§ **Données fournies**
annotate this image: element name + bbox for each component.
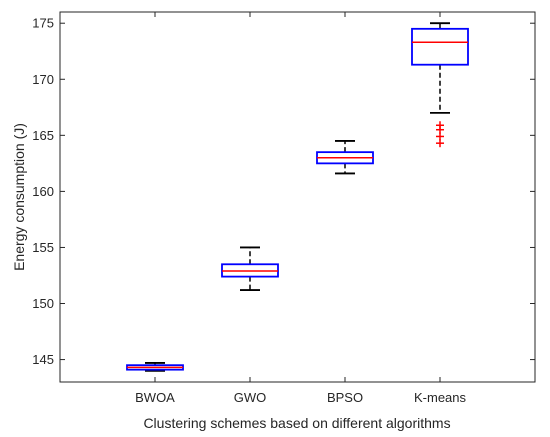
plot-area <box>59 11 536 383</box>
x-axis-ticks: BWOA GWO BPSO K-means <box>135 12 467 405</box>
x-tick-label: BWOA <box>135 390 175 405</box>
x-tick-label: BPSO <box>327 390 363 405</box>
y-tick-label: 160 <box>32 184 54 199</box>
box-gwo <box>221 246 279 291</box>
y-axis-label: Energy consumption (J) <box>11 123 27 271</box>
box-bwoa <box>126 362 184 372</box>
y-tick-label: 145 <box>32 352 54 367</box>
iqr-box <box>411 27 469 66</box>
x-tick-label: K-means <box>414 390 467 405</box>
x-axis-label: Clustering schemes based on different al… <box>143 415 450 431</box>
x-tick-label: GWO <box>234 390 267 405</box>
y-tick-label: 155 <box>32 240 54 255</box>
box-bpso <box>316 140 374 175</box>
y-tick-label: 170 <box>32 72 54 87</box>
y-tick-label: 165 <box>32 128 54 143</box>
y-tick-label: 175 <box>32 16 54 31</box>
box-k-means <box>411 22 469 148</box>
box-series <box>126 22 469 372</box>
y-tick-label: 150 <box>32 296 54 311</box>
y-axis-ticks: 145 150 155 160 165 170 175 <box>32 16 535 367</box>
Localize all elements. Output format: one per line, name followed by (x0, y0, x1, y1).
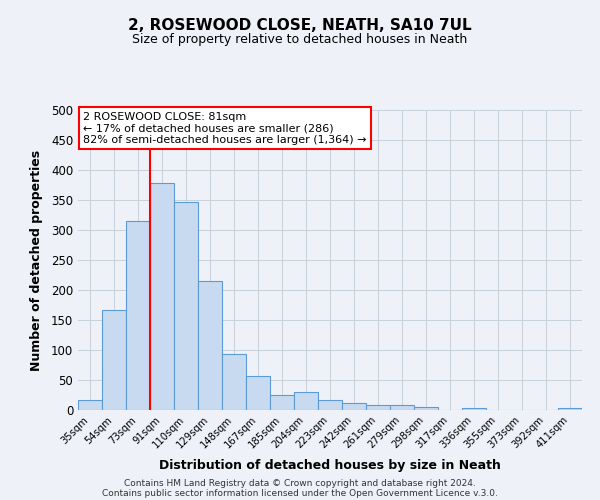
Bar (78, 400, 102, 410)
Text: 2, ROSEWOOD CLOSE, NEATH, SA10 7UL: 2, ROSEWOOD CLOSE, NEATH, SA10 7UL (128, 18, 472, 32)
Bar (414, 407, 438, 410)
Bar (366, 404, 390, 410)
Bar (102, 310, 126, 410)
Bar (222, 354, 246, 410)
Text: Contains HM Land Registry data © Crown copyright and database right 2024.: Contains HM Land Registry data © Crown c… (124, 478, 476, 488)
Bar (558, 408, 582, 410)
Bar (390, 404, 414, 410)
Text: 2 ROSEWOOD CLOSE: 81sqm
← 17% of detached houses are smaller (286)
82% of semi-d: 2 ROSEWOOD CLOSE: 81sqm ← 17% of detache… (83, 112, 367, 144)
Bar (174, 202, 198, 410)
Text: Contains public sector information licensed under the Open Government Licence v.: Contains public sector information licen… (102, 488, 498, 498)
Text: Size of property relative to detached houses in Neath: Size of property relative to detached ho… (133, 32, 467, 46)
Bar (342, 404, 366, 410)
Bar (462, 408, 486, 410)
Bar (126, 221, 150, 410)
Y-axis label: Number of detached properties: Number of detached properties (29, 150, 43, 370)
Bar (198, 281, 222, 410)
Bar (270, 395, 294, 410)
Bar (246, 376, 270, 410)
Bar (294, 392, 318, 410)
X-axis label: Distribution of detached houses by size in Neath: Distribution of detached houses by size … (159, 459, 501, 472)
Bar (150, 183, 174, 410)
Bar (318, 400, 342, 410)
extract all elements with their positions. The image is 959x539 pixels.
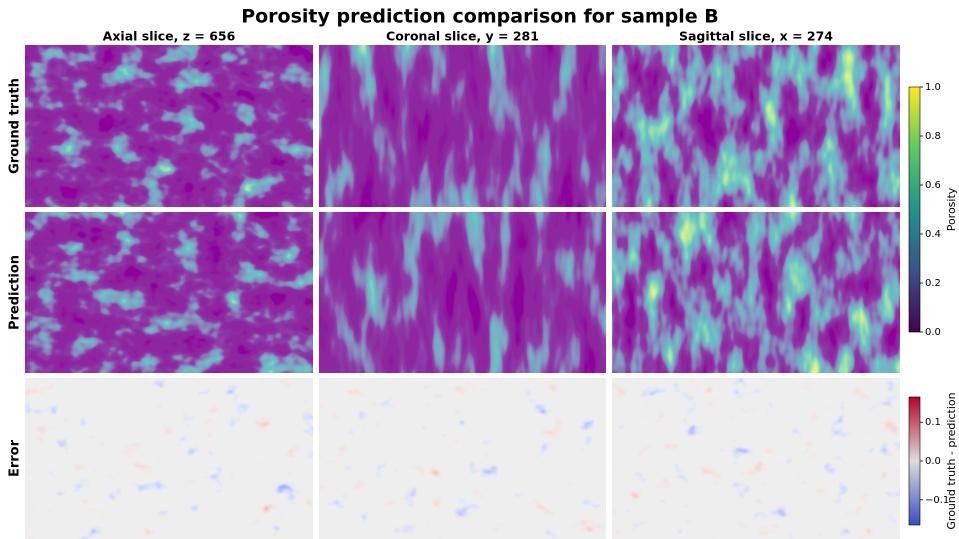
image-panel	[25, 45, 313, 207]
colorbar-label: Porosity	[945, 187, 958, 231]
image-panel	[612, 378, 900, 539]
image-panel	[612, 45, 900, 207]
colorbar-tick-label: 0.1	[925, 417, 941, 428]
column-title: Axial slice, z = 656	[103, 29, 236, 44]
colorbar-tick-label: 0.0	[925, 327, 941, 338]
colorbar-tick-label: 0.8	[925, 131, 941, 142]
image-panel	[319, 45, 606, 207]
row-label: Prediction	[8, 255, 23, 330]
colorbar-label: Ground truth - prediction	[945, 392, 958, 529]
colorbar-tick-label: 1.0	[925, 82, 941, 93]
row-label: Error	[8, 439, 23, 477]
colorbar	[908, 86, 921, 333]
image-panel	[319, 212, 606, 373]
colorbar-tick-label: −0.1	[925, 495, 949, 506]
image-panel	[319, 378, 606, 539]
column-title: Sagittal slice, x = 274	[679, 29, 833, 44]
colorbar-tick-label: 0.0	[925, 456, 941, 467]
row-label: Ground truth	[8, 78, 23, 174]
colorbar	[908, 396, 921, 526]
image-panel	[25, 212, 313, 373]
image-panel	[25, 378, 313, 539]
image-panel	[612, 212, 900, 373]
column-title: Coronal slice, y = 281	[386, 29, 539, 44]
figure-title: Porosity prediction comparison for sampl…	[241, 6, 719, 28]
colorbar-tick-label: 0.4	[925, 229, 941, 240]
colorbar-tick-label: 0.6	[925, 180, 941, 191]
colorbar-tick-label: 0.2	[925, 278, 941, 289]
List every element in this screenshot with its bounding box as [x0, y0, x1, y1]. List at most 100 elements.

§ **Consigne**
Recopiez l'ensemble des données ci-dessus en substituant « panneau-image » à chaque occurrence de « image-panel », sans aucune autre modification. N'incluez pas les images dans la réponse.

§ **Résultat attendu**
annotate this image: element name + bbox for each component.
plot-area <box>59 11 536 383</box>
x-axis-ticks: BWOA GWO BPSO K-means <box>135 12 467 405</box>
x-tick-label: BWOA <box>135 390 175 405</box>
x-tick-label: BPSO <box>327 390 363 405</box>
y-tick-label: 160 <box>32 184 54 199</box>
box-gwo <box>221 246 279 291</box>
y-axis-label: Energy consumption (J) <box>11 123 27 271</box>
box-bwoa <box>126 362 184 372</box>
y-tick-label: 145 <box>32 352 54 367</box>
iqr-box <box>411 27 469 66</box>
x-tick-label: K-means <box>414 390 467 405</box>
x-axis-label: Clustering schemes based on different al… <box>143 415 450 431</box>
x-tick-label: GWO <box>234 390 267 405</box>
y-tick-label: 155 <box>32 240 54 255</box>
box-bpso <box>316 140 374 175</box>
y-tick-label: 170 <box>32 72 54 87</box>
y-tick-label: 165 <box>32 128 54 143</box>
y-tick-label: 175 <box>32 16 54 31</box>
box-k-means <box>411 22 469 148</box>
box-series <box>126 22 469 372</box>
y-tick-label: 150 <box>32 296 54 311</box>
y-axis-ticks: 145 150 155 160 165 170 175 <box>32 16 535 367</box>
Localize all elements. Output format: one per line, name followed by (x0, y0, x1, y1).
Bar (78, 400, 102, 410)
Text: 2, ROSEWOOD CLOSE, NEATH, SA10 7UL: 2, ROSEWOOD CLOSE, NEATH, SA10 7UL (128, 18, 472, 32)
Bar (414, 407, 438, 410)
Bar (366, 404, 390, 410)
Bar (102, 310, 126, 410)
Bar (222, 354, 246, 410)
Text: Contains HM Land Registry data © Crown copyright and database right 2024.: Contains HM Land Registry data © Crown c… (124, 478, 476, 488)
Bar (558, 408, 582, 410)
Bar (390, 404, 414, 410)
Text: 2 ROSEWOOD CLOSE: 81sqm
← 17% of detached houses are smaller (286)
82% of semi-d: 2 ROSEWOOD CLOSE: 81sqm ← 17% of detache… (83, 112, 367, 144)
Bar (174, 202, 198, 410)
Text: Contains public sector information licensed under the Open Government Licence v.: Contains public sector information licen… (102, 488, 498, 498)
Text: Size of property relative to detached houses in Neath: Size of property relative to detached ho… (133, 32, 467, 46)
Bar (342, 404, 366, 410)
Bar (462, 408, 486, 410)
Bar (126, 221, 150, 410)
Y-axis label: Number of detached properties: Number of detached properties (29, 150, 43, 370)
Bar (198, 281, 222, 410)
Bar (270, 395, 294, 410)
Bar (246, 376, 270, 410)
Bar (294, 392, 318, 410)
X-axis label: Distribution of detached houses by size in Neath: Distribution of detached houses by size … (159, 459, 501, 472)
Bar (150, 183, 174, 410)
Bar (318, 400, 342, 410)
extract all elements with their positions. The image is 959x539 pixels.
panneau-image	[25, 45, 313, 207]
colorbar-label: Porosity	[945, 187, 958, 231]
panneau-image	[612, 378, 900, 539]
panneau-image	[612, 45, 900, 207]
colorbar-tick-label: 0.1	[925, 417, 941, 428]
column-title: Axial slice, z = 656	[103, 29, 236, 44]
colorbar-tick-label: 0.0	[925, 327, 941, 338]
colorbar-tick-label: 0.8	[925, 131, 941, 142]
panneau-image	[319, 45, 606, 207]
row-label: Prediction	[8, 255, 23, 330]
colorbar-label: Ground truth - prediction	[945, 392, 958, 529]
colorbar-tick-label: 1.0	[925, 82, 941, 93]
row-label: Error	[8, 439, 23, 477]
colorbar	[908, 86, 921, 333]
panneau-image	[319, 212, 606, 373]
colorbar-tick-label: −0.1	[925, 495, 949, 506]
panneau-image	[319, 378, 606, 539]
column-title: Sagittal slice, x = 274	[679, 29, 833, 44]
colorbar-tick-label: 0.0	[925, 456, 941, 467]
row-label: Ground truth	[8, 78, 23, 174]
colorbar	[908, 396, 921, 526]
panneau-image	[25, 212, 313, 373]
panneau-image	[25, 378, 313, 539]
panneau-image	[612, 212, 900, 373]
column-title: Coronal slice, y = 281	[386, 29, 539, 44]
figure-title: Porosity prediction comparison for sampl…	[241, 6, 719, 28]
colorbar-tick-label: 0.4	[925, 229, 941, 240]
colorbar-tick-label: 0.6	[925, 180, 941, 191]
colorbar-tick-label: 0.2	[925, 278, 941, 289]
List every element in this screenshot with its bounding box as [x0, y0, x1, y1]. List at most 100 elements.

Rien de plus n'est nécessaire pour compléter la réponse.